### Task goal:
Repeat the listing in full, exactly as it stands.
** start of Data rows **
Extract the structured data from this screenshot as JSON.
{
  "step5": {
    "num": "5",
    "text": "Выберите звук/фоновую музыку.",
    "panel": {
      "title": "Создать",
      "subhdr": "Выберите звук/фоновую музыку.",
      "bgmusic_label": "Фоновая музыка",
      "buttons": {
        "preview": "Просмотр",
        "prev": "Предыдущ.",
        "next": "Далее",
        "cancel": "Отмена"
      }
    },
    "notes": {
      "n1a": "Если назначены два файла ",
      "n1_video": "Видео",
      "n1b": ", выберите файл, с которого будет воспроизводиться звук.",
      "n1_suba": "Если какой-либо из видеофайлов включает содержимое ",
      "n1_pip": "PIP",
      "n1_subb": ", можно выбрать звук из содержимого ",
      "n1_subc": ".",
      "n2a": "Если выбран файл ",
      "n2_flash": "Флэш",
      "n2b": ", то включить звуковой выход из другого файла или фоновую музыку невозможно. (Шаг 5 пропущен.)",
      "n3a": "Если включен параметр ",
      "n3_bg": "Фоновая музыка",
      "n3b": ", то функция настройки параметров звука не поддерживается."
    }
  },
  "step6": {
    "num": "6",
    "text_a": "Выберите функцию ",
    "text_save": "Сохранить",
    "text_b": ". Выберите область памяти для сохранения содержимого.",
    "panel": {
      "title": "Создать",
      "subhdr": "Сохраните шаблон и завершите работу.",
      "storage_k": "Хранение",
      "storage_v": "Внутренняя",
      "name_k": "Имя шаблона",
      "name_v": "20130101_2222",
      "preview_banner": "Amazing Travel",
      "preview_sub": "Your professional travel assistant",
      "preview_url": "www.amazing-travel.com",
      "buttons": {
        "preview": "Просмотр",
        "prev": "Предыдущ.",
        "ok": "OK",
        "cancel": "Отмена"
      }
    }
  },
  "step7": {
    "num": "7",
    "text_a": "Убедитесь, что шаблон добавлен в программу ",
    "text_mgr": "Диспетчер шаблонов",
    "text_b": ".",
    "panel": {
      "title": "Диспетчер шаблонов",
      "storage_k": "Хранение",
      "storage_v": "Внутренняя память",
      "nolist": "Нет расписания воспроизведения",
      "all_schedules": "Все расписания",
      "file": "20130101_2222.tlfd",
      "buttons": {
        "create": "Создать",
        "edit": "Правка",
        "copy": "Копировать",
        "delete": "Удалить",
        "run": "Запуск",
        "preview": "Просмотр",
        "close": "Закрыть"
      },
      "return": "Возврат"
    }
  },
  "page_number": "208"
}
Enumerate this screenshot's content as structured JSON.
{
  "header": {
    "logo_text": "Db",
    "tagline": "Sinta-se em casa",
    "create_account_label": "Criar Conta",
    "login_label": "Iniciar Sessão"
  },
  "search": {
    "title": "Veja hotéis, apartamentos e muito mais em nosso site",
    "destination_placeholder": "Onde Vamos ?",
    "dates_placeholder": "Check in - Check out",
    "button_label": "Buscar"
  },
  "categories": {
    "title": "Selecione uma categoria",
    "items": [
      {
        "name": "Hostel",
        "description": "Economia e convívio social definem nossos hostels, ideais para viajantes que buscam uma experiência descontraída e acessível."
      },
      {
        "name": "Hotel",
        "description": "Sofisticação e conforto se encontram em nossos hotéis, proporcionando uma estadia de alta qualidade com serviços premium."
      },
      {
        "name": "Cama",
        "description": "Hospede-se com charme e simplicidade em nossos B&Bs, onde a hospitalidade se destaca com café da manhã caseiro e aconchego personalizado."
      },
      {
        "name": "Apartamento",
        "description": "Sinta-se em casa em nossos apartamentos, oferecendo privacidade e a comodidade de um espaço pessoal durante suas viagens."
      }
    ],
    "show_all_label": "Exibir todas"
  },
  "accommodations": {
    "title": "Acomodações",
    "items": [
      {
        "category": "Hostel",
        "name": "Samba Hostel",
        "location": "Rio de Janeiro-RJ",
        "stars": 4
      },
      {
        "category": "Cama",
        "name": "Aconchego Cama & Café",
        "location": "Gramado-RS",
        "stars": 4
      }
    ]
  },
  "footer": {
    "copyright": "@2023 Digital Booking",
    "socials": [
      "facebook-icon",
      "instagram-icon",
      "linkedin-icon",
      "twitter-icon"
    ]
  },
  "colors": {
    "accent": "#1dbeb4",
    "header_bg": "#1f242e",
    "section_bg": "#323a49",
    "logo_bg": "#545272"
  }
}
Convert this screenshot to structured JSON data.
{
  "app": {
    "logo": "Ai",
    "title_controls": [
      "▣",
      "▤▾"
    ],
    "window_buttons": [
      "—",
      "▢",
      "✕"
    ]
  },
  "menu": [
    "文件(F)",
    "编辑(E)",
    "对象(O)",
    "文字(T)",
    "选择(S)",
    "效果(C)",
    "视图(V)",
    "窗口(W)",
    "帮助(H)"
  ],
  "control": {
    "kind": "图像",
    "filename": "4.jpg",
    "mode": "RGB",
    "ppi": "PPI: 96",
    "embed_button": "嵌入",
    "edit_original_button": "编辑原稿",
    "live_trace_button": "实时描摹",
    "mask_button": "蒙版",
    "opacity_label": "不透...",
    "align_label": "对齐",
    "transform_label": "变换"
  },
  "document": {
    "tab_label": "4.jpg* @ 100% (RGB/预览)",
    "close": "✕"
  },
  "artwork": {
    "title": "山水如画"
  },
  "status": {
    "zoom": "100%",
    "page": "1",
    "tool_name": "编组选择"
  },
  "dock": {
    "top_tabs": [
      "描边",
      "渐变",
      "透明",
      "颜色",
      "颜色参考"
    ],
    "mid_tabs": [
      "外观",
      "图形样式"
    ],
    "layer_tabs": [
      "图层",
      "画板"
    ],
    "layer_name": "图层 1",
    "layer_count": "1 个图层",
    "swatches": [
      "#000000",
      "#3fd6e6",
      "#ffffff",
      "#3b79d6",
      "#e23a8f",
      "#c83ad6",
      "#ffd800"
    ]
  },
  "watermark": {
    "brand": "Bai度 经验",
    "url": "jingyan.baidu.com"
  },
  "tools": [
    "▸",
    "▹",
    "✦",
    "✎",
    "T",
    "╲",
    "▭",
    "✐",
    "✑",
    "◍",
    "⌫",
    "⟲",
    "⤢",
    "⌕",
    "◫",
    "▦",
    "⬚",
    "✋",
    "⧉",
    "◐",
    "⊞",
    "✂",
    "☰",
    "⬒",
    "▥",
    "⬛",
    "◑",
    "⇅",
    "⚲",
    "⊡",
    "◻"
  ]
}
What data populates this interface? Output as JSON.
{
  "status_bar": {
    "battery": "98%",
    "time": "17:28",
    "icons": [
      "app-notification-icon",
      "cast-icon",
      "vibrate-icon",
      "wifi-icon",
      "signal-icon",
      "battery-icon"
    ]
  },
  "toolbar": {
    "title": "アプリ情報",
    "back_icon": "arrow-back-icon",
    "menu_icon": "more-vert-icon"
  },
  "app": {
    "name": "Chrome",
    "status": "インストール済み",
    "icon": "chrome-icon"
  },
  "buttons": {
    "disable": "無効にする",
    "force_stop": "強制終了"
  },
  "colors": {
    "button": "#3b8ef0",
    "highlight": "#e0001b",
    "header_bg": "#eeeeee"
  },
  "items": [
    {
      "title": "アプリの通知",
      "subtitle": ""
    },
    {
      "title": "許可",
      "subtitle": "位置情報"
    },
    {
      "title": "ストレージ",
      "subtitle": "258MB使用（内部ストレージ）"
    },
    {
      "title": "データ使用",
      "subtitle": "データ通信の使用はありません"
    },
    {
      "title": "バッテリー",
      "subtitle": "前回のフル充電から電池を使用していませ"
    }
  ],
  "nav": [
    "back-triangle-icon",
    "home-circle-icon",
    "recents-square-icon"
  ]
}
** end of Data rows **
### Output below:
Extract the structured data from this screenshot as JSON.
{
  "step5": {
    "num": "5",
    "text": "Выберите звук/фоновую музыку.",
    "panel": {
      "title": "Создать",
      "subhdr": "Выберите звук/фоновую музыку.",
      "bgmusic_label": "Фоновая музыка",
      "buttons": {
        "preview": "Просмотр",
        "prev": "Предыдущ.",
        "next": "Далее",
        "cancel": "Отмена"
      }
    },
    "notes": {
      "n1a": "Если назначены два файла ",
      "n1_video": "Видео",
      "n1b": ", выберите файл, с которого будет воспроизводиться звук.",
      "n1_suba": "Если какой-либо из видеофайлов включает содержимое ",
      "n1_pip": "PIP",
      "n1_subb": ", можно выбрать звук из содержимого ",
      "n1_subc": ".",
      "n2a": "Если выбран файл ",
      "n2_flash": "Флэш",
      "n2b": ", то включить звуковой выход из другого файла или фоновую музыку невозможно. (Шаг 5 пропущен.)",
      "n3a": "Если включен параметр ",
      "n3_bg": "Фоновая музыка",
      "n3b": ", то функция настройки параметров звука не поддерживается."
    }
  },
  "step6": {
    "num": "6",
    "text_a": "Выберите функцию ",
    "text_save": "Сохранить",
    "text_b": ". Выберите область памяти для сохранения содержимого.",
    "panel": {
      "title": "Создать",
      "subhdr": "Сохраните шаблон и завершите работу.",
      "storage_k": "Хранение",
      "storage_v": "Внутренняя",
      "name_k": "Имя шаблона",
      "name_v": "20130101_2222",
      "preview_banner": "Amazing Travel",
      "preview_sub": "Your professional travel assistant",
      "preview_url": "www.amazing-travel.com",
      "buttons": {
        "preview": "Просмотр",
        "prev": "Предыдущ.",
        "ok": "OK",
        "cancel": "Отмена"
      }
    }
  },
  "step7": {
    "num": "7",
    "text_a": "Убедитесь, что шаблон добавлен в программу ",
    "text_mgr": "Диспетчер шаблонов",
    "text_b": ".",
    "panel": {
      "title": "Диспетчер шаблонов",
      "storage_k": "Хранение",
      "storage_v": "Внутренняя память",
      "nolist": "Нет расписания воспроизведения",
      "all_schedules": "Все расписания",
      "file": "20130101_2222.tlfd",
      "buttons": {
        "create": "Создать",
        "edit": "Правка",
        "copy": "Копировать",
        "delete": "Удалить",
        "run": "Запуск",
        "preview": "Просмотр",
        "close": "Закрыть"
      },
      "return": "Возврат"
    }
  },
  "page_number": "208"
}
Enumerate this screenshot's content as structured JSON.
{
  "header": {
    "logo_text": "Db",
    "tagline": "Sinta-se em casa",
    "create_account_label": "Criar Conta",
    "login_label": "Iniciar Sessão"
  },
  "search": {
    "title": "Veja hotéis, apartamentos e muito mais em nosso site",
    "destination_placeholder": "Onde Vamos ?",
    "dates_placeholder": "Check in - Check out",
    "button_label": "Buscar"
  },
  "categories": {
    "title": "Selecione uma categoria",
    "items": [
      {
        "name": "Hostel",
        "description": "Economia e convívio social definem nossos hostels, ideais para viajantes que buscam uma experiência descontraída e acessível."
      },
      {
        "name": "Hotel",
        "description": "Sofisticação e conforto se encontram em nossos hotéis, proporcionando uma estadia de alta qualidade com serviços premium."
      },
      {
        "name": "Cama",
        "description": "Hospede-se com charme e simplicidade em nossos B&Bs, onde a hospitalidade se destaca com café da manhã caseiro e aconchego personalizado."
      },
      {
        "name": "Apartamento",
        "description": "Sinta-se em casa em nossos apartamentos, oferecendo privacidade e a comodidade de um espaço pessoal durante suas viagens."
      }
    ],
    "show_all_label": "Exibir todas"
  },
  "accommodations": {
    "title": "Acomodações",
    "items": [
      {
        "category": "Hostel",
        "name": "Samba Hostel",
        "location": "Rio de Janeiro-RJ",
        "stars": 4
      },
      {
        "category": "Cama",
        "name": "Aconchego Cama & Café",
        "location": "Gramado-RS",
        "stars": 4
      }
    ]
  },
  "footer": {
    "copyright": "@2023 Digital Booking",
    "socials": [
      "facebook-icon",
      "instagram-icon",
      "linkedin-icon",
      "twitter-icon"
    ]
  },
  "colors": {
    "accent": "#1dbeb4",
    "header_bg": "#1f242e",
    "section_bg": "#323a49",
    "logo_bg": "#545272"
  }
}
Convert this screenshot to structured JSON data.
{
  "app": {
    "logo": "Ai",
    "title_controls": [
      "▣",
      "▤▾"
    ],
    "window_buttons": [
      "—",
      "▢",
      "✕"
    ]
  },
  "menu": [
    "文件(F)",
    "编辑(E)",
    "对象(O)",
    "文字(T)",
    "选择(S)",
    "效果(C)",
    "视图(V)",
    "窗口(W)",
    "帮助(H)"
  ],
  "control": {
    "kind": "图像",
    "filename": "4.jpg",
    "mode": "RGB",
    "ppi": "PPI: 96",
    "embed_button": "嵌入",
    "edit_original_button": "编辑原稿",
    "live_trace_button": "实时描摹",
    "mask_button": "蒙版",
    "opacity_label": "不透...",
    "align_label": "对齐",
    "transform_label": "变换"
  },
  "document": {
    "tab_label": "4.jpg* @ 100% (RGB/预览)",
    "close": "✕"
  },
  "artwork": {
    "title": "山水如画"
  },
  "status": {
    "zoom": "100%",
    "page": "1",
    "tool_name": "编组选择"
  },
  "dock": {
    "top_tabs": [
      "描边",
      "渐变",
      "透明",
      "颜色",
      "颜色参考"
    ],
    "mid_tabs": [
      "外观",
      "图形样式"
    ],
    "layer_tabs": [
      "图层",
      "画板"
    ],
    "layer_name": "图层 1",
    "layer_count": "1 个图层",
    "swatches": [
      "#000000",
      "#3fd6e6",
      "#ffffff",
      "#3b79d6",
      "#e23a8f",
      "#c83ad6",
      "#ffd800"
    ]
  },
  "watermark": {
    "brand": "Bai度 经验",
    "url": "jingyan.baidu.com"
  },
  "tools": [
    "▸",
    "▹",
    "✦",
    "✎",
    "T",
    "╲",
    "▭",
    "✐",
    "✑",
    "◍",
    "⌫",
    "⟲",
    "⤢",
    "⌕",
    "◫",
    "▦",
    "⬚",
    "✋",
    "⧉",
    "◐",
    "⊞",
    "✂",
    "☰",
    "⬒",
    "▥",
    "⬛",
    "◑",
    "⇅",
    "⚲",
    "⊡",
    "◻"
  ]
}
What data populates this interface? Output as JSON.
{
  "status_bar": {
    "battery": "98%",
    "time": "17:28",
    "icons": [
      "app-notification-icon",
      "cast-icon",
      "vibrate-icon",
      "wifi-icon",
      "signal-icon",
      "battery-icon"
    ]
  },
  "toolbar": {
    "title": "アプリ情報",
    "back_icon": "arrow-back-icon",
    "menu_icon": "more-vert-icon"
  },
  "app": {
    "name": "Chrome",
    "status": "インストール済み",
    "icon": "chrome-icon"
  },
  "buttons": {
    "disable": "無効にする",
    "force_stop": "強制終了"
  },
  "colors": {
    "button": "#3b8ef0",
    "highlight": "#e0001b",
    "header_bg": "#eeeeee"
  },
  "items": [
    {
      "title": "アプリの通知",
      "subtitle": ""
    },
    {
      "title": "許可",
      "subtitle": "位置情報"
    },
    {
      "title": "ストレージ",
      "subtitle": "258MB使用（内部ストレージ）"
    },
    {
      "title": "データ使用",
      "subtitle": "データ通信の使用はありません"
    },
    {
      "title": "バッテリー",
      "subtitle": "前回のフル充電から電池を使用していませ"
    }
  ],
  "nav": [
    "back-triangle-icon",
    "home-circle-icon",
    "recents-square-icon"
  ]
}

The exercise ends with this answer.